- WHAT IS BEING ASKED:
Exactly how many lines have the word "hutang"? Answer with the bare number.

----

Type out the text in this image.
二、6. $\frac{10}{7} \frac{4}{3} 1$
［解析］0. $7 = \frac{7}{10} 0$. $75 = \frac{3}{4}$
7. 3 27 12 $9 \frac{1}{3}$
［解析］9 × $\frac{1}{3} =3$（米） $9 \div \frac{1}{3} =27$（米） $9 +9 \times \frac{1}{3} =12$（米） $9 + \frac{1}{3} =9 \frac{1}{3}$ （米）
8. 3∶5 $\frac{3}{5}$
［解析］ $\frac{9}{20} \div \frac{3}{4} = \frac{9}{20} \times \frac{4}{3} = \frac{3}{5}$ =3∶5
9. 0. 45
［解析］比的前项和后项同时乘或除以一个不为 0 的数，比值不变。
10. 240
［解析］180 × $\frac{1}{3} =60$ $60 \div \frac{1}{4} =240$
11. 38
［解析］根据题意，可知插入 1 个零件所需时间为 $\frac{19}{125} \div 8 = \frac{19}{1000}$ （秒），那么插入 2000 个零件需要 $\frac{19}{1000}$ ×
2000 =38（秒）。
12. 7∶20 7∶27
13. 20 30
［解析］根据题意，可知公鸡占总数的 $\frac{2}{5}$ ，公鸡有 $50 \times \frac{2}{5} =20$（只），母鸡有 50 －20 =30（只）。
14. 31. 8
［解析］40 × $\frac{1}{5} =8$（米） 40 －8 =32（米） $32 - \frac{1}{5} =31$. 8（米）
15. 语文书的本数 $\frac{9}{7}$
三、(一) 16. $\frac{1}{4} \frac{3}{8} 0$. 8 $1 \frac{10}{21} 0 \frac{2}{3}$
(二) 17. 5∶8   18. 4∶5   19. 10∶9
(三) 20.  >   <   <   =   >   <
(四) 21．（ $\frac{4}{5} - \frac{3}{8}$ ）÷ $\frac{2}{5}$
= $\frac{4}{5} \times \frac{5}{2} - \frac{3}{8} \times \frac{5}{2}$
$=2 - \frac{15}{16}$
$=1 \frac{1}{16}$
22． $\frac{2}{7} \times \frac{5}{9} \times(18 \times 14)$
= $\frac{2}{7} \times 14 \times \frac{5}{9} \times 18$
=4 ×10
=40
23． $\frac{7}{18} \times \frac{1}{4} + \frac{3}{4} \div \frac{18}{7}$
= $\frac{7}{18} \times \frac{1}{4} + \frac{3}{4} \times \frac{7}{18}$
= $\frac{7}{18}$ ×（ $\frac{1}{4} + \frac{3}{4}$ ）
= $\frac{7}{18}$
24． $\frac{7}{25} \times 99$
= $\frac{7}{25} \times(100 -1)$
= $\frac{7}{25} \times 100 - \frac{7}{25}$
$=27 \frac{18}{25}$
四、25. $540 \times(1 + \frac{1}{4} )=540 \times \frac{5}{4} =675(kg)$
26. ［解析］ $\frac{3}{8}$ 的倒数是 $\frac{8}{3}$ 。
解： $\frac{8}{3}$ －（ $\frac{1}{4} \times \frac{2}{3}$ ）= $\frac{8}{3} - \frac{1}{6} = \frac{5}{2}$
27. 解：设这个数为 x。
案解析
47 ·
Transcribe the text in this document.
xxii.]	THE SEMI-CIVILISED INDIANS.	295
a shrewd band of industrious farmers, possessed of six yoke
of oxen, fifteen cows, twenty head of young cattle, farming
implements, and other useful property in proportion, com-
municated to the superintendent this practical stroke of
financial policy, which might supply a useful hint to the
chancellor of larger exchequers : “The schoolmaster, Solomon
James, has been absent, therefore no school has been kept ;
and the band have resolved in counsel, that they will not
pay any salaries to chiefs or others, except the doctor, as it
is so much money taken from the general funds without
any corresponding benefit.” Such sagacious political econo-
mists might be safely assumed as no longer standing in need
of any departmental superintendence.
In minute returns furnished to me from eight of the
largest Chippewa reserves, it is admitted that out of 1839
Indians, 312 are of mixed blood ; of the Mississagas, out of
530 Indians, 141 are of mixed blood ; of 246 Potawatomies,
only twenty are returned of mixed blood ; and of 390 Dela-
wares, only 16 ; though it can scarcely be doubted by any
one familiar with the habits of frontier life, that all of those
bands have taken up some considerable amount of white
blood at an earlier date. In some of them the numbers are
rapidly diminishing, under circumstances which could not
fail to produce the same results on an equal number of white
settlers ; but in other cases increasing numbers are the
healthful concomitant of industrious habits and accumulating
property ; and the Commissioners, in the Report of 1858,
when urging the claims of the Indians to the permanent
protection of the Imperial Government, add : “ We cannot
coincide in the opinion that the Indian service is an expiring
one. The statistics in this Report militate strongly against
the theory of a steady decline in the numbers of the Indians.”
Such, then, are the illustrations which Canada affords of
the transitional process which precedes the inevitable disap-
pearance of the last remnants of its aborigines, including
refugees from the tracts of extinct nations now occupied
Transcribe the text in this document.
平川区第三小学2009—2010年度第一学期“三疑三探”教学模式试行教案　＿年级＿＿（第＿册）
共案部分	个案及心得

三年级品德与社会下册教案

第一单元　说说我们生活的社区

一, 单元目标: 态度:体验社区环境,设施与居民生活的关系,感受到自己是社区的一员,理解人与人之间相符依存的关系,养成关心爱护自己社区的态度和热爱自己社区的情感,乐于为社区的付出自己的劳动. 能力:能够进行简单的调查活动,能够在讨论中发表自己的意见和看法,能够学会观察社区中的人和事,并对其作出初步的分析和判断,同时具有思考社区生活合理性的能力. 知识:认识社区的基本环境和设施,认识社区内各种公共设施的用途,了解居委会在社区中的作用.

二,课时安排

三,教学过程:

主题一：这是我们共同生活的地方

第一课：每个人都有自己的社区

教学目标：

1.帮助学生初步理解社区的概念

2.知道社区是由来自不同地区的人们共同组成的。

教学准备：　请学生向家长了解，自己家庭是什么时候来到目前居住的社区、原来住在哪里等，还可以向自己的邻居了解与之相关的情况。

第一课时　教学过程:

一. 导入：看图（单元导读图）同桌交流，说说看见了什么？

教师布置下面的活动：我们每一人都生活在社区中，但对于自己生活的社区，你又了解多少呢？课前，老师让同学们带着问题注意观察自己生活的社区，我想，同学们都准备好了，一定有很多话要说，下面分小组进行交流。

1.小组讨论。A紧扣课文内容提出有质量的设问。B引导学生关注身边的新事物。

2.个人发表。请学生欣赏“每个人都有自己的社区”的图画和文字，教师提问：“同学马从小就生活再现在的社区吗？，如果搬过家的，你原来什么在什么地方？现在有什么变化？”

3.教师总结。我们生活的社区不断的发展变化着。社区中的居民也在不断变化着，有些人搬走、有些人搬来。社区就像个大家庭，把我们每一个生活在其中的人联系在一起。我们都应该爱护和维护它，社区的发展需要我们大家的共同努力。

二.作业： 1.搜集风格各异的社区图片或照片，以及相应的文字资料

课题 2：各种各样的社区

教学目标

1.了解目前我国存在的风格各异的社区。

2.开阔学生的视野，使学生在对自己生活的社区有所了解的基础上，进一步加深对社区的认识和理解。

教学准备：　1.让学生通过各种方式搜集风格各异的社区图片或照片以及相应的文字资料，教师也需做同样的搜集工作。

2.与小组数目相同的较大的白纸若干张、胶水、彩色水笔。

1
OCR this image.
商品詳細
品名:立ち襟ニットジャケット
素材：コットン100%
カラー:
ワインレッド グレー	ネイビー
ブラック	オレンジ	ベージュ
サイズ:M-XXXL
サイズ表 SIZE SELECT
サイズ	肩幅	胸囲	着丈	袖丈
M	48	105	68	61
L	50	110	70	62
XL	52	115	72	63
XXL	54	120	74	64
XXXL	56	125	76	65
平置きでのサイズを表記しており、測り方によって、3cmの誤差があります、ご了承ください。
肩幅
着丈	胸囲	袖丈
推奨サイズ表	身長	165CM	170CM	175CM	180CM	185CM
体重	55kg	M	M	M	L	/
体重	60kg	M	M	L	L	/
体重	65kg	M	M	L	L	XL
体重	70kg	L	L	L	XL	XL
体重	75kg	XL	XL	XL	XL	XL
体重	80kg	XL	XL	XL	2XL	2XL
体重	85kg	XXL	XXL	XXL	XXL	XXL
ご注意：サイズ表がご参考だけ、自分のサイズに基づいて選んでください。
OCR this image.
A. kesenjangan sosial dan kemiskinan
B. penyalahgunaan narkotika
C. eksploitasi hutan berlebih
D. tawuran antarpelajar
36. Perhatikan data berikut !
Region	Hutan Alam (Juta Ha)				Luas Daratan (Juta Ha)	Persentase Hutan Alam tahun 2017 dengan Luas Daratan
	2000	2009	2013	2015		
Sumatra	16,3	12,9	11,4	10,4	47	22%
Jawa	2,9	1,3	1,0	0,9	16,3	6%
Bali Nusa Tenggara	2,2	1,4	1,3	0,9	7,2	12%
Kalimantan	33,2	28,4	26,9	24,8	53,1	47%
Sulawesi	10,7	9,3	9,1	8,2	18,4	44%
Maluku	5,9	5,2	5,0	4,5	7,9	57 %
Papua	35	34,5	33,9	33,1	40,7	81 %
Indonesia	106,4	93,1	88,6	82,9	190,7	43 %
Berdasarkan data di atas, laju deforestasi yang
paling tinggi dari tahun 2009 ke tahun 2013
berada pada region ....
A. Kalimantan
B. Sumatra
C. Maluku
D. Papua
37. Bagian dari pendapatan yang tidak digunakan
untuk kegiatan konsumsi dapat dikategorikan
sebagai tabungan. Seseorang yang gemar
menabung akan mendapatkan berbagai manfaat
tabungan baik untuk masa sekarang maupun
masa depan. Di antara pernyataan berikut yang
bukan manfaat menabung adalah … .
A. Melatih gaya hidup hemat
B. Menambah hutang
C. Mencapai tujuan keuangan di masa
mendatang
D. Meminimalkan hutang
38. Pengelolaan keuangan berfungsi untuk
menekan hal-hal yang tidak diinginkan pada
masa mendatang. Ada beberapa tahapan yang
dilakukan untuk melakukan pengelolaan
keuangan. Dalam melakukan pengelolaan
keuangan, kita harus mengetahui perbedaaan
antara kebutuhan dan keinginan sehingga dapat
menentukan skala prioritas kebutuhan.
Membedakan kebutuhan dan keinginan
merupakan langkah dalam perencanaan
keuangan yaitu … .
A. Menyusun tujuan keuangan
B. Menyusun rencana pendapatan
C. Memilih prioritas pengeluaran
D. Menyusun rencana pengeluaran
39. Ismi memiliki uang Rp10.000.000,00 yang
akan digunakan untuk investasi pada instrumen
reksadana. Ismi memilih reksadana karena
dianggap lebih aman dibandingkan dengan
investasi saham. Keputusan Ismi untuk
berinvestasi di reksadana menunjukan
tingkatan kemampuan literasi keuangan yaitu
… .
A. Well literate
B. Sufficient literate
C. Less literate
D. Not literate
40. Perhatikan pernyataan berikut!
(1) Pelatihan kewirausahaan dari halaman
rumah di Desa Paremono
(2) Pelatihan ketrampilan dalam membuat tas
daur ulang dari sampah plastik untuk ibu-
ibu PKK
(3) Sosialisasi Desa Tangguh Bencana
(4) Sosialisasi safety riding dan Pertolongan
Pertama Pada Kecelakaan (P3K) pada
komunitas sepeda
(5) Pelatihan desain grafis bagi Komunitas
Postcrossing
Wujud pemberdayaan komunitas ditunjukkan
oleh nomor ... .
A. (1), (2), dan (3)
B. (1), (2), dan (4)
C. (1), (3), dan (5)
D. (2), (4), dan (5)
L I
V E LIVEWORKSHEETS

----

- TASK RESULT:
2